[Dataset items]

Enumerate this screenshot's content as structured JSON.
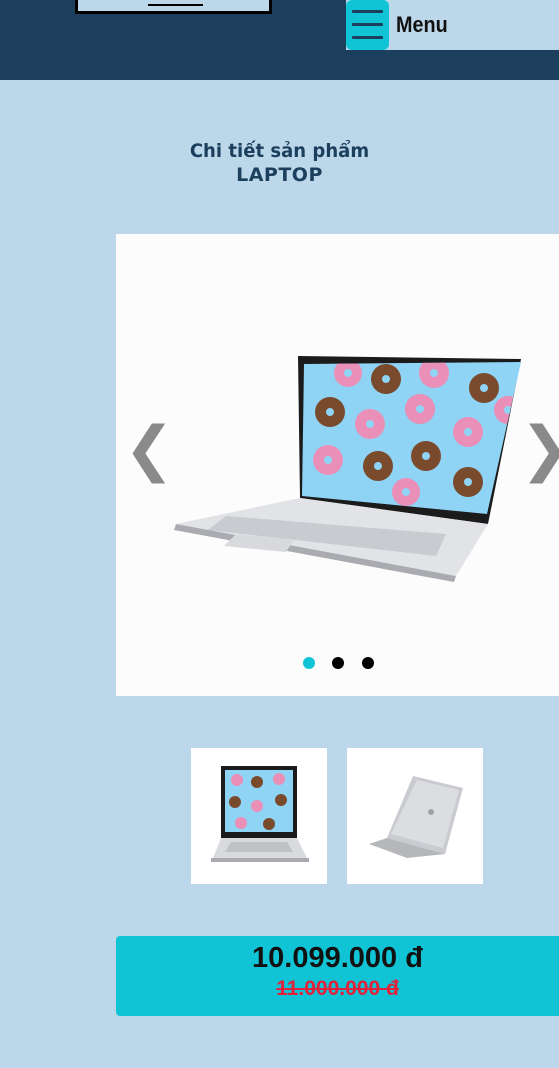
{
  "header": {
    "menu_label": "Menu"
  },
  "page": {
    "subtitle": "Chi tiết sản phẩm",
    "title": "LAPTOP"
  },
  "carousel": {
    "prev_icon": "chevron-left-icon",
    "next_icon": "chevron-right-icon",
    "prev_glyph": "❮",
    "next_glyph": "❯",
    "slide_count": 3,
    "active_slide": 1,
    "main_image": "acer laptop with donut wallpaper, front view"
  },
  "thumbnails": [
    {
      "image": "acer laptop front view with donut wallpaper"
    },
    {
      "image": "acer laptop rear view, silver lid"
    }
  ],
  "price": {
    "current": "10.099.000 đ",
    "original": "11.000.000 đ"
  },
  "colors": {
    "header_bg": "#1b3f5c",
    "page_bg": "#bcd6ea",
    "accent": "#10c4d6",
    "old_price": "#e0223a"
  }
}
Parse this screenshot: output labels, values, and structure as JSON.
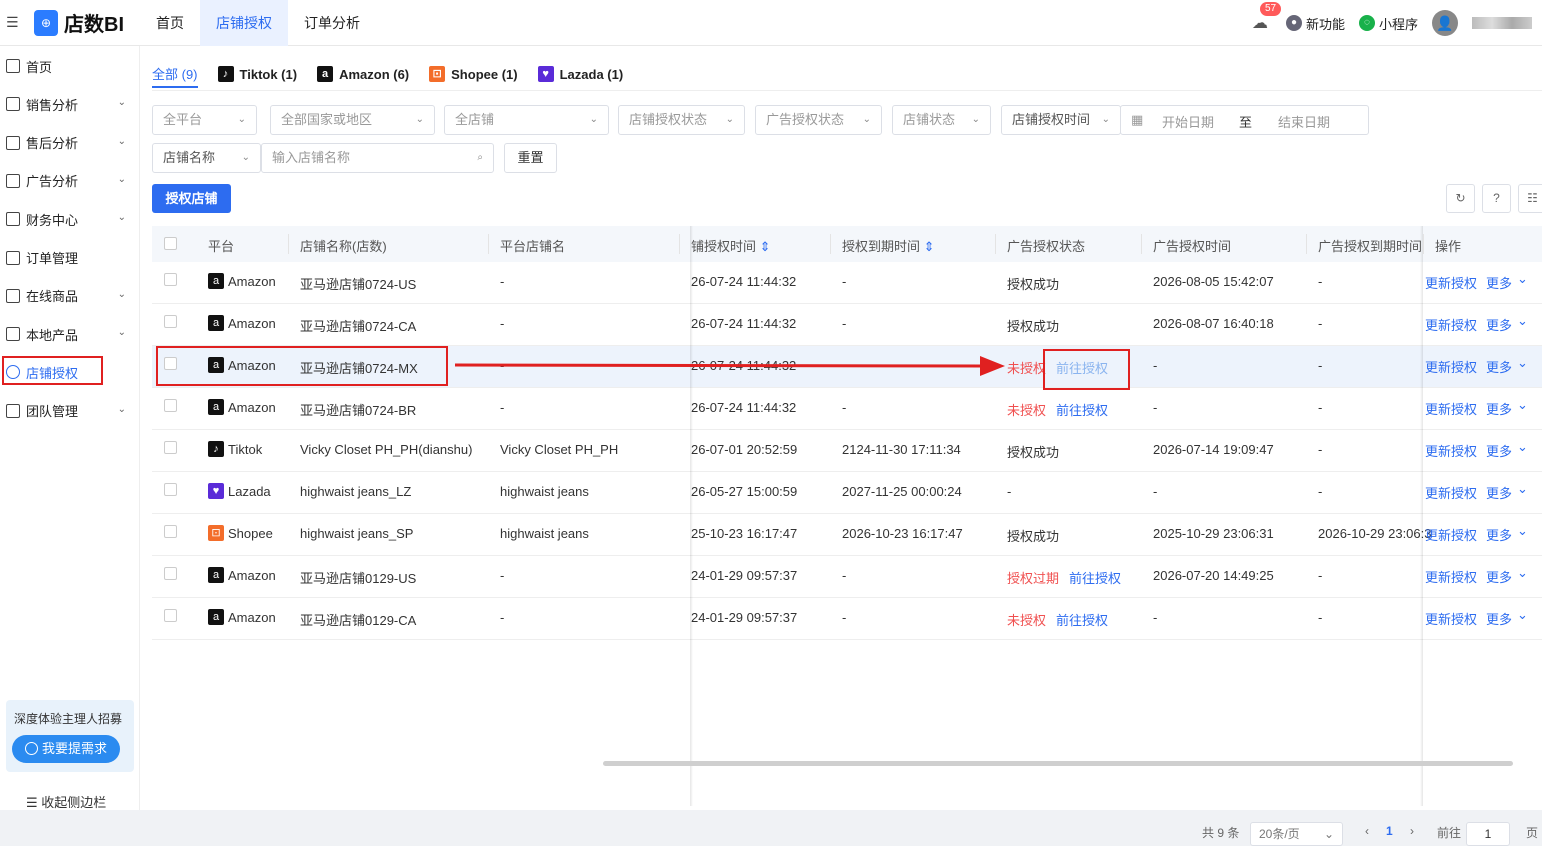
{
  "app": {
    "name": "店数BI",
    "logo_glyph": "⊕"
  },
  "topnav": {
    "items": [
      "首页",
      "店铺授权",
      "订单分析"
    ],
    "active_index": 1
  },
  "topright": {
    "notif_count": "57",
    "new_features": "新功能",
    "mini_program": "小程序"
  },
  "sidebar": {
    "items": [
      {
        "label": "首页",
        "expandable": false
      },
      {
        "label": "销售分析",
        "expandable": true
      },
      {
        "label": "售后分析",
        "expandable": true
      },
      {
        "label": "广告分析",
        "expandable": true
      },
      {
        "label": "财务中心",
        "expandable": true
      },
      {
        "label": "订单管理",
        "expandable": false
      },
      {
        "label": "在线商品",
        "expandable": true
      },
      {
        "label": "本地产品",
        "expandable": true
      },
      {
        "label": "店铺授权",
        "expandable": false,
        "active": true
      },
      {
        "label": "团队管理",
        "expandable": true
      }
    ],
    "promo_text": "深度体验主理人招募",
    "promo_button": "我要提需求",
    "collapse_label": "收起侧边栏"
  },
  "tabs": [
    {
      "label": "全部 (9)",
      "active": true
    },
    {
      "label": "Tiktok (1)",
      "icon": "tiktok-icon"
    },
    {
      "label": "Amazon (6)",
      "icon": "amazon-icon"
    },
    {
      "label": "Shopee (1)",
      "icon": "shopee-icon"
    },
    {
      "label": "Lazada (1)",
      "icon": "lazada-icon"
    }
  ],
  "filters": {
    "platform": "全平台",
    "country": "全部国家或地区",
    "store": "全店铺",
    "store_auth_status": "店铺授权状态",
    "ad_auth_status": "广告授权状态",
    "store_status": "店铺状态",
    "time_type": "店铺授权时间",
    "start_date": "开始日期",
    "date_sep": "至",
    "end_date": "结束日期",
    "search_type": "店铺名称",
    "search_placeholder": "输入店铺名称",
    "reset": "重置"
  },
  "auth_button": "授权店铺",
  "table": {
    "headers": [
      "平台",
      "店铺名称(店数)",
      "平台店铺名",
      "铺授权时间",
      "授权到期时间",
      "广告授权状态",
      "广告授权时间",
      "广告授权到期时间",
      "操作"
    ],
    "rows": [
      {
        "platform": "Amazon",
        "name": "亚马逊店铺0724-US",
        "shop": "-",
        "auth_time": "26-07-24 11:44:32",
        "expire": "-",
        "ad_status": "授权成功",
        "ad_status_type": "ok",
        "ad_link": "",
        "ad_time": "2026-08-05 15:42:07",
        "ad_expire": "-"
      },
      {
        "platform": "Amazon",
        "name": "亚马逊店铺0724-CA",
        "shop": "-",
        "auth_time": "26-07-24 11:44:32",
        "expire": "-",
        "ad_status": "授权成功",
        "ad_status_type": "ok",
        "ad_link": "",
        "ad_time": "2026-08-07 16:40:18",
        "ad_expire": "-"
      },
      {
        "platform": "Amazon",
        "name": "亚马逊店铺0724-MX",
        "shop": "-",
        "auth_time": "26-07-24 11:44:32",
        "expire": "",
        "ad_status": "未授权",
        "ad_status_type": "bad",
        "ad_link": "前往授权",
        "ad_time": "-",
        "ad_expire": "-"
      },
      {
        "platform": "Amazon",
        "name": "亚马逊店铺0724-BR",
        "shop": "-",
        "auth_time": "26-07-24 11:44:32",
        "expire": "-",
        "ad_status": "未授权",
        "ad_status_type": "bad",
        "ad_link": "前往授权",
        "ad_time": "-",
        "ad_expire": "-"
      },
      {
        "platform": "Tiktok",
        "name": "Vicky Closet PH_PH(dianshu)",
        "shop": "Vicky Closet PH_PH",
        "auth_time": "26-07-01 20:52:59",
        "expire": "2124-11-30 17:11:34",
        "ad_status": "授权成功",
        "ad_status_type": "ok",
        "ad_link": "",
        "ad_time": "2026-07-14 19:09:47",
        "ad_expire": "-"
      },
      {
        "platform": "Lazada",
        "name": "highwaist jeans_LZ",
        "shop": "highwaist jeans",
        "auth_time": "26-05-27 15:00:59",
        "expire": "2027-11-25 00:00:24",
        "ad_status": "-",
        "ad_status_type": "ok",
        "ad_link": "",
        "ad_time": "-",
        "ad_expire": "-"
      },
      {
        "platform": "Shopee",
        "name": "highwaist jeans_SP",
        "shop": "highwaist jeans",
        "auth_time": "25-10-23 16:17:47",
        "expire": "2026-10-23 16:17:47",
        "ad_status": "授权成功",
        "ad_status_type": "ok",
        "ad_link": "",
        "ad_time": "2025-10-29 23:06:31",
        "ad_expire": "2026-10-29 23:06:3"
      },
      {
        "platform": "Amazon",
        "name": "亚马逊店铺0129-US",
        "shop": "-",
        "auth_time": "24-01-29 09:57:37",
        "expire": "-",
        "ad_status": "授权过期",
        "ad_status_type": "bad",
        "ad_link": "前往授权",
        "ad_time": "2026-07-20 14:49:25",
        "ad_expire": "-"
      },
      {
        "platform": "Amazon",
        "name": "亚马逊店铺0129-CA",
        "shop": "-",
        "auth_time": "24-01-29 09:57:37",
        "expire": "-",
        "ad_status": "未授权",
        "ad_status_type": "bad",
        "ad_link": "前往授权",
        "ad_time": "-",
        "ad_expire": "-"
      }
    ],
    "action_update": "更新授权",
    "action_more": "更多"
  },
  "pagination": {
    "total": "共 9 条",
    "page_size": "20条/页",
    "current_page": "1",
    "goto_label": "前往",
    "goto_value": "1",
    "page_suffix": "页"
  },
  "colors": {
    "primary": "#2d6cf0",
    "danger": "#f05050",
    "annotation": "#e02020"
  }
}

* _What is asked_
Copy every line above that includes the string "front".

* _Answer in full_
    "main_image": "acer laptop with donut wallpaper, front view"
      "image": "acer laptop front view with donut wallpaper"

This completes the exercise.